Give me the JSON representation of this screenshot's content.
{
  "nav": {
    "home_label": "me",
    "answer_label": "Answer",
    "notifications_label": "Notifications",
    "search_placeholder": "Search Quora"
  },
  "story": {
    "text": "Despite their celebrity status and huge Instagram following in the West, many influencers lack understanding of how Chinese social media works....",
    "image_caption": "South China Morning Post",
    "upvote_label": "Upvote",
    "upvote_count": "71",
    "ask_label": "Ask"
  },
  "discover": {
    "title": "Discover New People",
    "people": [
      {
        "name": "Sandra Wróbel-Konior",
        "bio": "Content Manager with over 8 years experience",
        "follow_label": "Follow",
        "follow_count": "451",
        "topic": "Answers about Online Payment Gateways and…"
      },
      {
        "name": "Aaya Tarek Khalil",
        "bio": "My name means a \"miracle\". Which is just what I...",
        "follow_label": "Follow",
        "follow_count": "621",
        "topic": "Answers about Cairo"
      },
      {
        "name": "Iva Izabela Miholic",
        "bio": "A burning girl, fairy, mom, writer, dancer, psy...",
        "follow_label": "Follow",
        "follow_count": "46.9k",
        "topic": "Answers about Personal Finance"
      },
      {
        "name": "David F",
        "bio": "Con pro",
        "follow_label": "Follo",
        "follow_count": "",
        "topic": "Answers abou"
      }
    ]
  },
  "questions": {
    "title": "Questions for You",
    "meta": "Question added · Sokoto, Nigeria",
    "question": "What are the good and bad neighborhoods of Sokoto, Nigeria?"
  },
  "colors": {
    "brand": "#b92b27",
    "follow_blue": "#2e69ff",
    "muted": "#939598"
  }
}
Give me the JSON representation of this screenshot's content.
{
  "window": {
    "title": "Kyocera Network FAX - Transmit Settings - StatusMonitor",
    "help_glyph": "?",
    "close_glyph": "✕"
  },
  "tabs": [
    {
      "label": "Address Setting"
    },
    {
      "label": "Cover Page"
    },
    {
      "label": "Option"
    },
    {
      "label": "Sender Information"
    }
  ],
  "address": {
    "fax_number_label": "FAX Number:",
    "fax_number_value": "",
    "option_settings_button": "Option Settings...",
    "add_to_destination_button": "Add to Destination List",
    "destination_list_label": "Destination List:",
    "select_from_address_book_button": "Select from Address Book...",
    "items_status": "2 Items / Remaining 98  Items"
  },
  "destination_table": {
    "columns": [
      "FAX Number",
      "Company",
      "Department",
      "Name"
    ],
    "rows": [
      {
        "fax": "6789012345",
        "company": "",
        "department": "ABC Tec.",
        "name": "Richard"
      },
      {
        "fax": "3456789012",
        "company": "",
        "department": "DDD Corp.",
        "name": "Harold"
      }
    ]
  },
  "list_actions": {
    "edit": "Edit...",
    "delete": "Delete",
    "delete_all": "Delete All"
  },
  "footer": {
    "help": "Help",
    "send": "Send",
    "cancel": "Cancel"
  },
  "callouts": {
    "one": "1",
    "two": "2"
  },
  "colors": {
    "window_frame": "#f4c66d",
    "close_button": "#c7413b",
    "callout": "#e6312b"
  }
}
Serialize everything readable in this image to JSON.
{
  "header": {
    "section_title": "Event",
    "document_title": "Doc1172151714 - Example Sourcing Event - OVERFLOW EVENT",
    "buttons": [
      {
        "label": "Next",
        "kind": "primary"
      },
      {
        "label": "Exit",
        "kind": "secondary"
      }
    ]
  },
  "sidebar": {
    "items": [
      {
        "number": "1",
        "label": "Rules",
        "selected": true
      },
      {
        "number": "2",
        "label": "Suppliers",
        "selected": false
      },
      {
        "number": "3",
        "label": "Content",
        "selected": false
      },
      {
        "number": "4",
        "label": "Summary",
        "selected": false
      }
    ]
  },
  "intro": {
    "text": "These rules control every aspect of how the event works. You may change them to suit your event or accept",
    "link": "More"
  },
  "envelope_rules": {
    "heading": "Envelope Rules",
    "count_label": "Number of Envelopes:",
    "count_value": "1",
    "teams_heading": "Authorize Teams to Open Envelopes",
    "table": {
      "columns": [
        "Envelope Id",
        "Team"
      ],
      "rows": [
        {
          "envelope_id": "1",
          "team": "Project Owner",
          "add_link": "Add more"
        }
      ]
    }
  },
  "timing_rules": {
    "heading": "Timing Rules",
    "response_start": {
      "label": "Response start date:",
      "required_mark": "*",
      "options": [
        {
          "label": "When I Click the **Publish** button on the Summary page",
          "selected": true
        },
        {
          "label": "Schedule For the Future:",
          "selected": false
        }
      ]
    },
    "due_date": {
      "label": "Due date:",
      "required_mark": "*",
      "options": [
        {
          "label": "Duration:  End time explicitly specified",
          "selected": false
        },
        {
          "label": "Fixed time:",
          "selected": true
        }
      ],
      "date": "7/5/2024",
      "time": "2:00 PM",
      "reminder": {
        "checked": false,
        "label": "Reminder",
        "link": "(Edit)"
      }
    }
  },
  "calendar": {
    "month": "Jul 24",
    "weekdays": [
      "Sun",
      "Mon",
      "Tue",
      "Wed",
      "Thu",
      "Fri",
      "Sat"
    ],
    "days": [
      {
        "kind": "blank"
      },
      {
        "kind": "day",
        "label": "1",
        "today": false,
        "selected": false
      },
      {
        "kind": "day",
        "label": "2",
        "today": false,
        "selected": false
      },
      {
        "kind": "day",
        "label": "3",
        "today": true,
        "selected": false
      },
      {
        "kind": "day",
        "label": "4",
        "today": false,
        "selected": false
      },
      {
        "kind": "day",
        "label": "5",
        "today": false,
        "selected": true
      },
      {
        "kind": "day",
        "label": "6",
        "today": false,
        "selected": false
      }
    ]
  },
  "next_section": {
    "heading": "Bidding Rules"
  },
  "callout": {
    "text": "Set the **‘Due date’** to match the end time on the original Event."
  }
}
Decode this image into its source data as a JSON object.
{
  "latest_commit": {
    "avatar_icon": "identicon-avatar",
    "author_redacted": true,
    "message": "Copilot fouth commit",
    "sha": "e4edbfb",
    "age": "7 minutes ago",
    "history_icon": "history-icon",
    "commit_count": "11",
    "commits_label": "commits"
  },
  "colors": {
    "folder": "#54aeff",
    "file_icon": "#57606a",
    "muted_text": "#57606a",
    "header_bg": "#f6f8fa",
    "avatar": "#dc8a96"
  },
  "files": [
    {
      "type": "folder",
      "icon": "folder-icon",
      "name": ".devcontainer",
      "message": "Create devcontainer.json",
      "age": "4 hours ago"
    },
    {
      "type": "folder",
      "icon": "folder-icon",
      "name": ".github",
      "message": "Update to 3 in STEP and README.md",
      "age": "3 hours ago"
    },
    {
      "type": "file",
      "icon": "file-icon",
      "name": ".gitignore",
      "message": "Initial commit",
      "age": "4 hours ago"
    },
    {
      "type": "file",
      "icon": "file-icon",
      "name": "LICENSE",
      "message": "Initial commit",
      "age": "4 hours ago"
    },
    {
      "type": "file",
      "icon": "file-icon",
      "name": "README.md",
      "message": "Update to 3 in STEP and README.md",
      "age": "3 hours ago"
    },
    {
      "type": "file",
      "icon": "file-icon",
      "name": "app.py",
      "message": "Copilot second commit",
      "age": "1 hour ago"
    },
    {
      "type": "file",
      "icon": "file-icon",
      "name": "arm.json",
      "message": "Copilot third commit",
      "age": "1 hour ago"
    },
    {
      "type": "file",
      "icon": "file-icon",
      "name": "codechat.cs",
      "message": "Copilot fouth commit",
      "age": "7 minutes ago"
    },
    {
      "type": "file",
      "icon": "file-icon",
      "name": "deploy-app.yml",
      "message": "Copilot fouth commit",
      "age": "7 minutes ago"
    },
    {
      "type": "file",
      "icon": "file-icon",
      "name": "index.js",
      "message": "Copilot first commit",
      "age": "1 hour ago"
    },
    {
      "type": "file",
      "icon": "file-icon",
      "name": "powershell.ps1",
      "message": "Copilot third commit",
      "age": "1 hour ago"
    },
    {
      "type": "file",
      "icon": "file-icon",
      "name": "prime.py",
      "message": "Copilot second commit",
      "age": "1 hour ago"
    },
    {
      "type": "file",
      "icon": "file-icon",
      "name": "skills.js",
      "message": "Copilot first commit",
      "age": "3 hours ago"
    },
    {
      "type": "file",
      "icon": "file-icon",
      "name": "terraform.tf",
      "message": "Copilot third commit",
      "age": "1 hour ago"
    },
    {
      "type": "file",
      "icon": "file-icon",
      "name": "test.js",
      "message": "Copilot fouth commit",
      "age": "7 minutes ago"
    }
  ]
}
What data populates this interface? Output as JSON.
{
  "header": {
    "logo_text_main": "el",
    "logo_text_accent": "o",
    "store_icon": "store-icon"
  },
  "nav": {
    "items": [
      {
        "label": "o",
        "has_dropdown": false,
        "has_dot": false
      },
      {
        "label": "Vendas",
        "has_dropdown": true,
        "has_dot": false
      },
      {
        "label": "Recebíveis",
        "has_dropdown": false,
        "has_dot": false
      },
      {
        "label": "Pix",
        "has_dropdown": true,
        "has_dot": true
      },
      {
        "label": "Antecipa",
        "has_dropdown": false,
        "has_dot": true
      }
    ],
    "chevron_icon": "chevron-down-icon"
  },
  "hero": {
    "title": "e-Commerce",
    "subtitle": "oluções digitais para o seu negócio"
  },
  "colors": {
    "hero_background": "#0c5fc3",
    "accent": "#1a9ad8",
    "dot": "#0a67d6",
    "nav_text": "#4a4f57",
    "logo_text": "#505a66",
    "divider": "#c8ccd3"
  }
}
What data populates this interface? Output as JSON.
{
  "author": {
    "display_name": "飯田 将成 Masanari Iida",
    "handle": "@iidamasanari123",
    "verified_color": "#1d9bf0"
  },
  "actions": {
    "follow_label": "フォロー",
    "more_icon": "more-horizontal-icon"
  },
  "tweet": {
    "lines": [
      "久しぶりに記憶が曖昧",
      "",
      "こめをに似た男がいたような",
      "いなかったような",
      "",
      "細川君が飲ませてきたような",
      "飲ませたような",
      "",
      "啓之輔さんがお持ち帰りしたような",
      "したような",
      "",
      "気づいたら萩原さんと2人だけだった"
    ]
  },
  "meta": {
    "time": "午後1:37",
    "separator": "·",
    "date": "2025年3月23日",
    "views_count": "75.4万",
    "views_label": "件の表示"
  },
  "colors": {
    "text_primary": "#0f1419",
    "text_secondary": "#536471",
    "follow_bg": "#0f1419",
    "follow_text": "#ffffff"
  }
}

▶ [Your goal]: In the records above, locate the lines holding the word "Settings". Copy each of them.

▶ [Result of the exercise]:
    "title": "Kyocera Network FAX - Transmit Settings - StatusMonitor",
    "option_settings_button": "Option Settings...",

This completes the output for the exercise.